In the entries that follow, find the word "this" and report each line it is on.
>> start INFORMATION SHOWN
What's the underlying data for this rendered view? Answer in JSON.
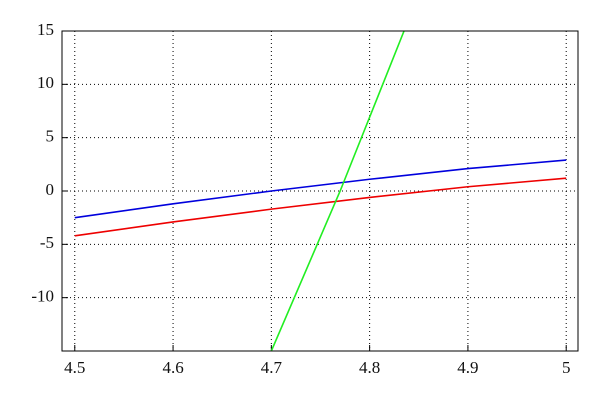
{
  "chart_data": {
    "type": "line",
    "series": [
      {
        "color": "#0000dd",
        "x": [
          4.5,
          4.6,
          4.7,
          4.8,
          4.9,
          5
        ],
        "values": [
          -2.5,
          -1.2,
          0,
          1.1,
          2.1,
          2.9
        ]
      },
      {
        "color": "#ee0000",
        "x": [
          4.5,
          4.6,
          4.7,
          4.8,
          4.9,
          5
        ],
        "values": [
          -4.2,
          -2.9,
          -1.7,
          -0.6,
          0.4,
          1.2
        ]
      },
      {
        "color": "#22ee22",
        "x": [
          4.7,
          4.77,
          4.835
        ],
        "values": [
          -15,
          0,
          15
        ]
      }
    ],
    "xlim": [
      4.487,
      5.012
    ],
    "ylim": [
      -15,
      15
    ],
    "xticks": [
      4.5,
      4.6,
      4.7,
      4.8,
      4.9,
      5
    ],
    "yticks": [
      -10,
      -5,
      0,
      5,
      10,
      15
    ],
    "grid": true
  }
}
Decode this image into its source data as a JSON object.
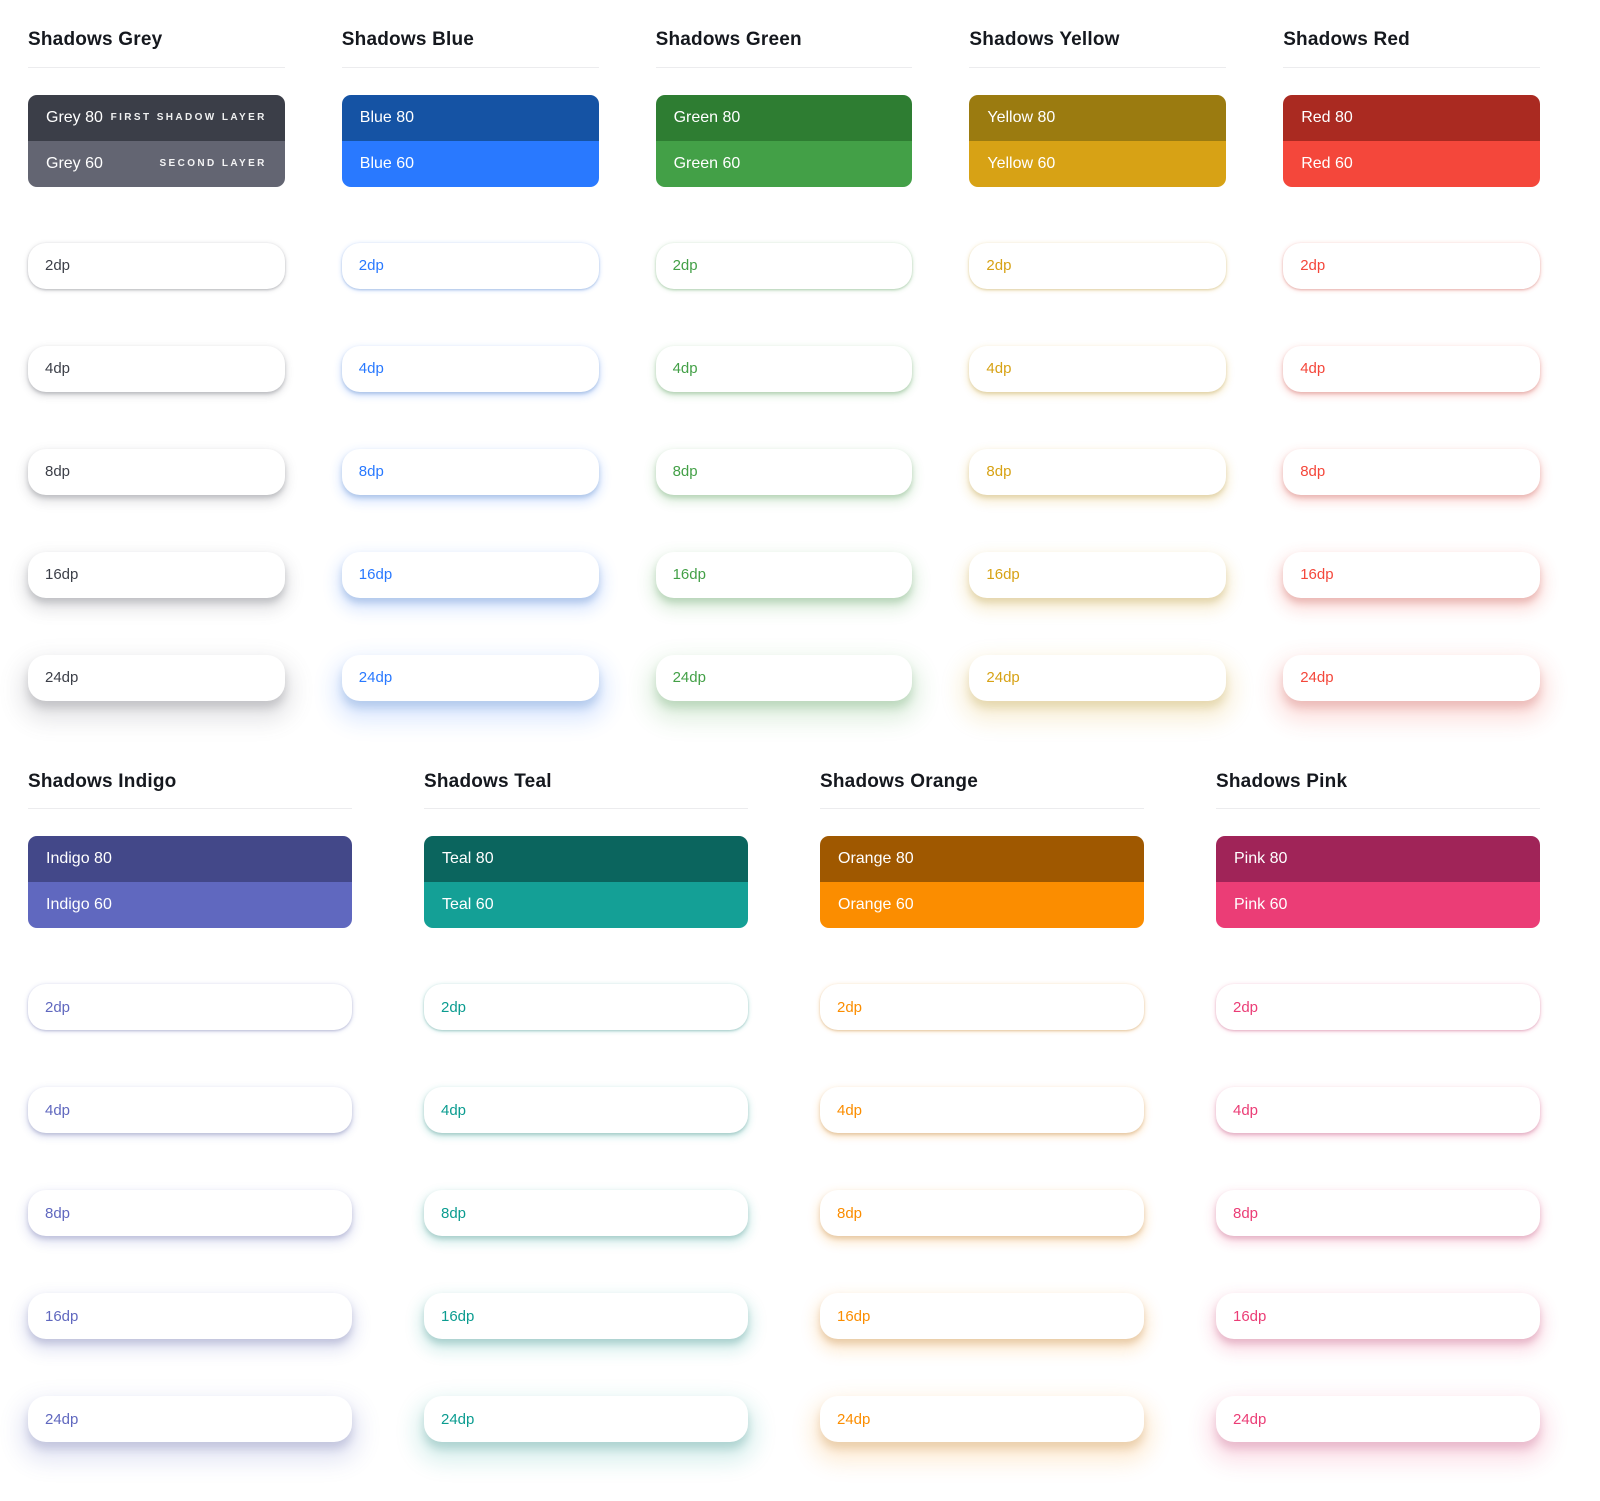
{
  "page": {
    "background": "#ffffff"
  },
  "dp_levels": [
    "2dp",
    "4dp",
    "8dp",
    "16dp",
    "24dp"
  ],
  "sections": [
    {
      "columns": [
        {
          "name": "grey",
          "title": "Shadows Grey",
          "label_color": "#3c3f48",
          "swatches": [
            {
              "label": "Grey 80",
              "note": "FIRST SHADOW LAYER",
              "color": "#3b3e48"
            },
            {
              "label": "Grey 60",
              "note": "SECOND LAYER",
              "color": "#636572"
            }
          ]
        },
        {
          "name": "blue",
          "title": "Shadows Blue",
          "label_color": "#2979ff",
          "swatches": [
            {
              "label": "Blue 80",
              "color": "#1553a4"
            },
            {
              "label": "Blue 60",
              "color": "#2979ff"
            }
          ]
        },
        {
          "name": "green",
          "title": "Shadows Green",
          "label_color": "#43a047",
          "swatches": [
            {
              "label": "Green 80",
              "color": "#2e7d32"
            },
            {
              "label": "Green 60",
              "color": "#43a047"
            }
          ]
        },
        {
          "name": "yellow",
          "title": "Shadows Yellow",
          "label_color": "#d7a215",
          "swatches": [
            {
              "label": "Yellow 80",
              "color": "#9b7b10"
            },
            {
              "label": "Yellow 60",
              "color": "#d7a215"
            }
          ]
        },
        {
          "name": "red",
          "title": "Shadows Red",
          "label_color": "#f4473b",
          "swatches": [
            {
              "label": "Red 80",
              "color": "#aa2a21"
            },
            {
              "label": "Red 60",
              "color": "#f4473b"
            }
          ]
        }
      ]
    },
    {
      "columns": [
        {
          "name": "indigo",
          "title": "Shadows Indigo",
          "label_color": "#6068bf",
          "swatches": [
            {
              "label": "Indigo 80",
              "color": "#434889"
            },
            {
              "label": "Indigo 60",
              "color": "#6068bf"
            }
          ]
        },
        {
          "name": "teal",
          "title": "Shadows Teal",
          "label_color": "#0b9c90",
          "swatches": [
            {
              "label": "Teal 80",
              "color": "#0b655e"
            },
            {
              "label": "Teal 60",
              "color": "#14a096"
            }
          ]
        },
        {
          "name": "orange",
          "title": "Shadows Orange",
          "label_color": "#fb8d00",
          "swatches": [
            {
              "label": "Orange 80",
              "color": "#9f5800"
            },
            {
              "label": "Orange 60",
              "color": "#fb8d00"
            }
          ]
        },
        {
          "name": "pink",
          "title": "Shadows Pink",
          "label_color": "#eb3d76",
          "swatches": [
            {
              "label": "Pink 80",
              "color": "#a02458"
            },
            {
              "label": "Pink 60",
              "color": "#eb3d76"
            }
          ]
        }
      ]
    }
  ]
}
>> end INFORMATION SHOWN
__TASK RESULT__
What's the underlying data for this rendered view? Answer in JSON.
Decode this image into its source data as a JSON object.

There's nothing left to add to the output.